EXERCISE — Repeat the records in full and exactly, omitting pictures.

[Extracted data entries]
>>>
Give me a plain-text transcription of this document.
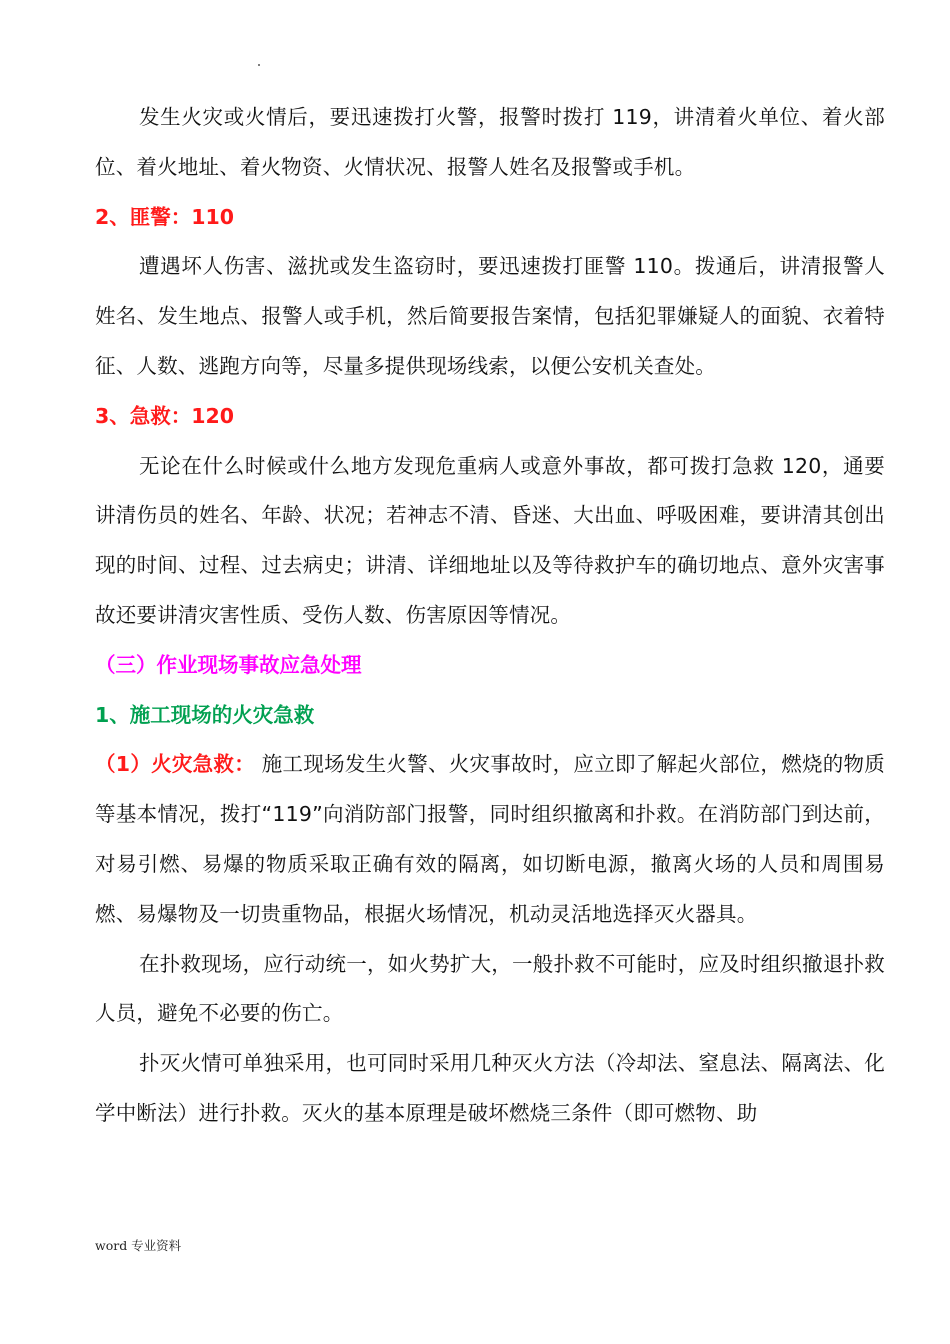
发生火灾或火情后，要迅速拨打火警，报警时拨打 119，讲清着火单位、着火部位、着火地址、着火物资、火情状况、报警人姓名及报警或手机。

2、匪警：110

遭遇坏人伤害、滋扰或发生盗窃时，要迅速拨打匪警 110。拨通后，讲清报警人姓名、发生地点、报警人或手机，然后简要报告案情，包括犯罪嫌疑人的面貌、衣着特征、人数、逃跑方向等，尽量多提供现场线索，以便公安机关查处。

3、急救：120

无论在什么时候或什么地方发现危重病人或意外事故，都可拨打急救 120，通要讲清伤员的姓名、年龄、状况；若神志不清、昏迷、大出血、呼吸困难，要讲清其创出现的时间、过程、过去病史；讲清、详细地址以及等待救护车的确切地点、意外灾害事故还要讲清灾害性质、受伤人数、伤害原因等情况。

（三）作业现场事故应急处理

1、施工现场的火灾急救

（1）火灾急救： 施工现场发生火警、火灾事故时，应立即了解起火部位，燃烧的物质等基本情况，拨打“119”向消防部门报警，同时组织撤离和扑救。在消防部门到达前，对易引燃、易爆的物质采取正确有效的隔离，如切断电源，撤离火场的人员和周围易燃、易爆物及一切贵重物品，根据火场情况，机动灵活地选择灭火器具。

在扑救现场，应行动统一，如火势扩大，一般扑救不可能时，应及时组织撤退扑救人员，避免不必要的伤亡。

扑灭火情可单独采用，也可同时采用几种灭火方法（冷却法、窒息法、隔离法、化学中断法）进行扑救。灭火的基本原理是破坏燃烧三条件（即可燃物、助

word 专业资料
<<<
TASK ANSWER —
Give me a plain-text transcription of this document.
发生火灾或火情后，要迅速拨打火警，报警时拨打 119，讲清着火单位、着火部位、着火地址、着火物资、火情状况、报警人姓名及报警或手机。

2、匪警：110

遭遇坏人伤害、滋扰或发生盗窃时，要迅速拨打匪警 110。拨通后，讲清报警人姓名、发生地点、报警人或手机，然后简要报告案情，包括犯罪嫌疑人的面貌、衣着特征、人数、逃跑方向等，尽量多提供现场线索，以便公安机关查处。

3、急救：120

无论在什么时候或什么地方发现危重病人或意外事故，都可拨打急救 120，通要讲清伤员的姓名、年龄、状况；若神志不清、昏迷、大出血、呼吸困难，要讲清其创出现的时间、过程、过去病史；讲清、详细地址以及等待救护车的确切地点、意外灾害事故还要讲清灾害性质、受伤人数、伤害原因等情况。

（三）作业现场事故应急处理

1、施工现场的火灾急救

（1）火灾急救： 施工现场发生火警、火灾事故时，应立即了解起火部位，燃烧的物质等基本情况，拨打“119”向消防部门报警，同时组织撤离和扑救。在消防部门到达前，对易引燃、易爆的物质采取正确有效的隔离，如切断电源，撤离火场的人员和周围易燃、易爆物及一切贵重物品，根据火场情况，机动灵活地选择灭火器具。

在扑救现场，应行动统一，如火势扩大，一般扑救不可能时，应及时组织撤退扑救人员，避免不必要的伤亡。

扑灭火情可单独采用，也可同时采用几种灭火方法（冷却法、窒息法、隔离法、化学中断法）进行扑救。灭火的基本原理是破坏燃烧三条件（即可燃物、助

word 专业资料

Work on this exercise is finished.